__AIM OF THE TASK__.
Copy nothing but the text: reproduce each line of the listing exactly and leave the pictures out.

__Records that describe figures__.
====
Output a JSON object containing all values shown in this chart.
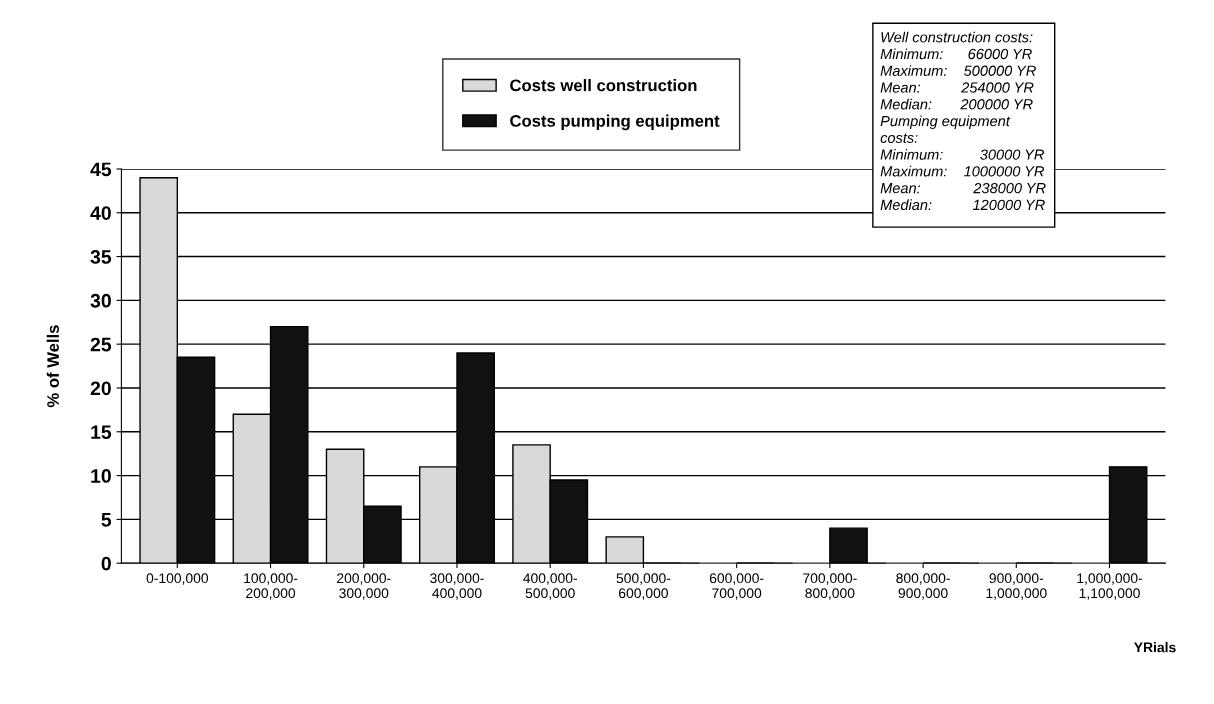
{
  "chart_data": {
    "type": "bar",
    "ylabel": "% of Wells",
    "xlabel": "YRials",
    "categories": [
      "0-100,000",
      "100,000-\n200,000",
      "200,000-\n300,000",
      "300,000-\n400,000",
      "400,000-\n500,000",
      "500,000-\n600,000",
      "600,000-\n700,000",
      "700,000-\n800,000",
      "800,000-\n900,000",
      "900,000-\n1,000,000",
      "1,000,000-\n1,100,000"
    ],
    "series": [
      {
        "name": "Costs well construction",
        "color": "#d9d9d9",
        "values": [
          44,
          17,
          13,
          11,
          13.5,
          3,
          0,
          0,
          0,
          0,
          0
        ]
      },
      {
        "name": "Costs pumping equipment",
        "color": "#111111",
        "values": [
          23.5,
          27,
          6.5,
          24,
          9.5,
          0,
          0,
          4,
          0,
          0,
          11
        ]
      }
    ],
    "ylim": [
      0,
      45
    ],
    "yticks": [
      0,
      5,
      10,
      15,
      20,
      25,
      30,
      35,
      40,
      45
    ],
    "grid": "y",
    "legend": "top",
    "annotations": [
      "Well construction costs:",
      "Minimum:      66000 YR",
      "Maximum:    500000 YR",
      "Mean:          254000 YR",
      "Median:       200000 YR",
      "Pumping equipment",
      "costs:",
      "Minimum:         30000 YR",
      "Maximum:    1000000 YR",
      "Mean:             238000 YR",
      "Median:          120000 YR"
    ]
  }
}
====
__SOLUTION FOR THIS TASK__.
Output a JSON object containing all values shown in this chart.
{
  "chart_data": {
    "type": "bar",
    "ylabel": "% of Wells",
    "xlabel": "YRials",
    "categories": [
      "0-100,000",
      "100,000-\n200,000",
      "200,000-\n300,000",
      "300,000-\n400,000",
      "400,000-\n500,000",
      "500,000-\n600,000",
      "600,000-\n700,000",
      "700,000-\n800,000",
      "800,000-\n900,000",
      "900,000-\n1,000,000",
      "1,000,000-\n1,100,000"
    ],
    "series": [
      {
        "name": "Costs well construction",
        "color": "#d9d9d9",
        "values": [
          44,
          17,
          13,
          11,
          13.5,
          3,
          0,
          0,
          0,
          0,
          0
        ]
      },
      {
        "name": "Costs pumping equipment",
        "color": "#111111",
        "values": [
          23.5,
          27,
          6.5,
          24,
          9.5,
          0,
          0,
          4,
          0,
          0,
          11
        ]
      }
    ],
    "ylim": [
      0,
      45
    ],
    "yticks": [
      0,
      5,
      10,
      15,
      20,
      25,
      30,
      35,
      40,
      45
    ],
    "grid": "y",
    "legend": "top",
    "annotations": [
      "Well construction costs:",
      "Minimum:      66000 YR",
      "Maximum:    500000 YR",
      "Mean:          254000 YR",
      "Median:       200000 YR",
      "Pumping equipment",
      "costs:",
      "Minimum:         30000 YR",
      "Maximum:    1000000 YR",
      "Mean:             238000 YR",
      "Median:          120000 YR"
    ]
  }
}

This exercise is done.